Exercise data
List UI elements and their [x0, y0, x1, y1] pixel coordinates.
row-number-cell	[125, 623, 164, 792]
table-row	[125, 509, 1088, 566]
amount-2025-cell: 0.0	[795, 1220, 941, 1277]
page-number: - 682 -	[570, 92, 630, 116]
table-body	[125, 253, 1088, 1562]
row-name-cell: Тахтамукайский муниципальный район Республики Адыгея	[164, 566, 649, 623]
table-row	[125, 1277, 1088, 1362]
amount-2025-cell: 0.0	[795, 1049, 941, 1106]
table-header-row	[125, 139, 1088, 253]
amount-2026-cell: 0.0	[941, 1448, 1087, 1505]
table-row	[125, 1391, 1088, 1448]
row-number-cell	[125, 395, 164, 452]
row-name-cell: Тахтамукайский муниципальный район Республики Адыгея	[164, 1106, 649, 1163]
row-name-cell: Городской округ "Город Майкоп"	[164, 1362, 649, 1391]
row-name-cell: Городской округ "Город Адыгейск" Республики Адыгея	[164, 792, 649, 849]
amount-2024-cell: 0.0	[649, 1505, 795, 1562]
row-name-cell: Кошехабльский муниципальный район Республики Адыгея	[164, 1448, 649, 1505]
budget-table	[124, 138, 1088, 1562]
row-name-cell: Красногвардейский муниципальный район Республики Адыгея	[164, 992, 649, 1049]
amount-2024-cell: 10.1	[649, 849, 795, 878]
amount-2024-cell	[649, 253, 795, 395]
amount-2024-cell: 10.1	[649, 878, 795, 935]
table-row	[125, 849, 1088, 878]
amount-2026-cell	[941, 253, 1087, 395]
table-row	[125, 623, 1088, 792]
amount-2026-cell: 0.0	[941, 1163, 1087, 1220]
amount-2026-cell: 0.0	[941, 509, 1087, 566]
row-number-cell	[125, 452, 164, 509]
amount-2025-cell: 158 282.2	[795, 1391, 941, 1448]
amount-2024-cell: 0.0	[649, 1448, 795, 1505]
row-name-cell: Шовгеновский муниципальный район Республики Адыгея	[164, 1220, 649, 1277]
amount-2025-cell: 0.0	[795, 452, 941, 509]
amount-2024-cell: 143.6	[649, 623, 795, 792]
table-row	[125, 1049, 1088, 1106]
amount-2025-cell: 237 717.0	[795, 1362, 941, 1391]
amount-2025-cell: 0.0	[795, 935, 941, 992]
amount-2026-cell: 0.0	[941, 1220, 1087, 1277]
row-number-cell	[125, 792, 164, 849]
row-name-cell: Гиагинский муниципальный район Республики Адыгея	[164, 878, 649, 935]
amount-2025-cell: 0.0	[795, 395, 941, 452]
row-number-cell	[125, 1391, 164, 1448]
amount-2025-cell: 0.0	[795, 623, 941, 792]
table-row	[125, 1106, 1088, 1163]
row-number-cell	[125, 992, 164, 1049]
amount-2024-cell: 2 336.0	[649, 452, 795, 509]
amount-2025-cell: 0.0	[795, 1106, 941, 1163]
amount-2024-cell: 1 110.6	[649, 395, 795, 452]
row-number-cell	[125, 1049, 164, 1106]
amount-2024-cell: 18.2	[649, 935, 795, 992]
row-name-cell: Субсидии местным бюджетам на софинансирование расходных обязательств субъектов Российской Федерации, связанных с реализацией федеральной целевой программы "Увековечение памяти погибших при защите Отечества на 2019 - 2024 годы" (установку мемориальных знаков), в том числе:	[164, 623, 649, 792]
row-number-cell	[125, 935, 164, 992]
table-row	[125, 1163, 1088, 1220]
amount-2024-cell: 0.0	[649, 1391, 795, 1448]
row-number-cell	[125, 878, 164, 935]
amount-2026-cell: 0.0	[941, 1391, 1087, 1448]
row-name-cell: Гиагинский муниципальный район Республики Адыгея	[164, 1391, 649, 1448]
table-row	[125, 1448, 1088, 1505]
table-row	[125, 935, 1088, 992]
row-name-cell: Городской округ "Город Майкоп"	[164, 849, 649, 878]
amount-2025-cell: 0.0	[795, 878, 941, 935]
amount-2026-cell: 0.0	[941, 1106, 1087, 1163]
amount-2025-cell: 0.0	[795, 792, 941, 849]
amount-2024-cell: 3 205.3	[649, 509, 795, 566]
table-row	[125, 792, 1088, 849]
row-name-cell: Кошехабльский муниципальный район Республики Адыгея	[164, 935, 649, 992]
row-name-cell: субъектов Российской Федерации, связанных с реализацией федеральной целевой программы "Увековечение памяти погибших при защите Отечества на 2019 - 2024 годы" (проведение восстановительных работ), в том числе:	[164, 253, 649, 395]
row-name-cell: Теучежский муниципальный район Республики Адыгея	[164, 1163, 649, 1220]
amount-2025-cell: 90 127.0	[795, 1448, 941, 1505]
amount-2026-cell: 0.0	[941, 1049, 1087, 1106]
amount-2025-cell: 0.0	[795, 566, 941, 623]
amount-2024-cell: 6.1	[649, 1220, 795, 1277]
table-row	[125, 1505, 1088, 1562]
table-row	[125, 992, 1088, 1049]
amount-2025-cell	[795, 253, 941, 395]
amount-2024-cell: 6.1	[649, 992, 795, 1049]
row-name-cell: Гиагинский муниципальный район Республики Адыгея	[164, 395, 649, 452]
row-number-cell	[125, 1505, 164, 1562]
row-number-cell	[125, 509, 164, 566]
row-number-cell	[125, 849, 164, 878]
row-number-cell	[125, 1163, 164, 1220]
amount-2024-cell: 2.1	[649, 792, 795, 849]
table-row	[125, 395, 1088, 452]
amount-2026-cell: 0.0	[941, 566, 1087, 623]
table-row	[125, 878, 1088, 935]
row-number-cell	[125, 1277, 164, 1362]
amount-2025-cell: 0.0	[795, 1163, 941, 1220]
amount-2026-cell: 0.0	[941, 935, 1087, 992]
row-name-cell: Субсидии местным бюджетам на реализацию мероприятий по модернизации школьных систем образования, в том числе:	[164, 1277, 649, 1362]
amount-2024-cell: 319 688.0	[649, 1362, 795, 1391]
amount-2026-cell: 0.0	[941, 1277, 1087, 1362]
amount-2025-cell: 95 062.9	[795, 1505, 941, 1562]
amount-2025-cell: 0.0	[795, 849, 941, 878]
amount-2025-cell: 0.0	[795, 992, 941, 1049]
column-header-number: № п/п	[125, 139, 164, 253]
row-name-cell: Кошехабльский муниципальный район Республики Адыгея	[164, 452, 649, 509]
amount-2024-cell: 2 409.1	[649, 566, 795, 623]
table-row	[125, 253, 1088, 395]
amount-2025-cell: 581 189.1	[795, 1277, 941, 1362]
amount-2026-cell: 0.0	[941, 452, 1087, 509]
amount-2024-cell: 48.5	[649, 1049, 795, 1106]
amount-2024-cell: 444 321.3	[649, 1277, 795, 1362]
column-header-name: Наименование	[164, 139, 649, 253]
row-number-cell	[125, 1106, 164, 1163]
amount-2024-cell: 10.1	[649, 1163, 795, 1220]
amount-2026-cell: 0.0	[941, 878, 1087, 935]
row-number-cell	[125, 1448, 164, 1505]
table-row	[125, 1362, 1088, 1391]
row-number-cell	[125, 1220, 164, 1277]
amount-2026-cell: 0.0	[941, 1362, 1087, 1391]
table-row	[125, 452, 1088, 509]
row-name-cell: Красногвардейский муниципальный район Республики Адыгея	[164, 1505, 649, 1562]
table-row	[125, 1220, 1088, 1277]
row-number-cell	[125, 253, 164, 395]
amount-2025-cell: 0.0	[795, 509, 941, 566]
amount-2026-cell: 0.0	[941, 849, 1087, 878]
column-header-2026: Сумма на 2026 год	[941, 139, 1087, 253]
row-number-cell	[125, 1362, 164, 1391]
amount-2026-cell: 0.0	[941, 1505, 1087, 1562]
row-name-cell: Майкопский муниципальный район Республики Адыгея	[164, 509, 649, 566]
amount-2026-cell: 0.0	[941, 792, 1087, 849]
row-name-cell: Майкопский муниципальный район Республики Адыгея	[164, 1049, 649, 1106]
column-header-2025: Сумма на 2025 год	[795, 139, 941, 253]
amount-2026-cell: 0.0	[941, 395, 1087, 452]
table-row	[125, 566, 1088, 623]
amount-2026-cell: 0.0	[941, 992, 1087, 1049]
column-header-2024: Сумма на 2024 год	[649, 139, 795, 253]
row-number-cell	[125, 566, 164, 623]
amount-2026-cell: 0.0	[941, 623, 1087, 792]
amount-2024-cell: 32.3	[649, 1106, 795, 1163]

Instructions to follow
Reproduce the data above verbatim, starting with the first line and ending with the line that contains "566, 649, 623]", including that line.

Response to the exercise
List UI elements and their [x0, y0, x1, y1] pixel coordinates.
row-number-cell	[125, 623, 164, 792]
table-row	[125, 509, 1088, 566]
amount-2025-cell: 0.0	[795, 1220, 941, 1277]
page-number: - 682 -	[570, 92, 630, 116]
table-body	[125, 253, 1088, 1562]
row-name-cell: Тахтамукайский муниципальный район Республики Адыгея	[164, 566, 649, 623]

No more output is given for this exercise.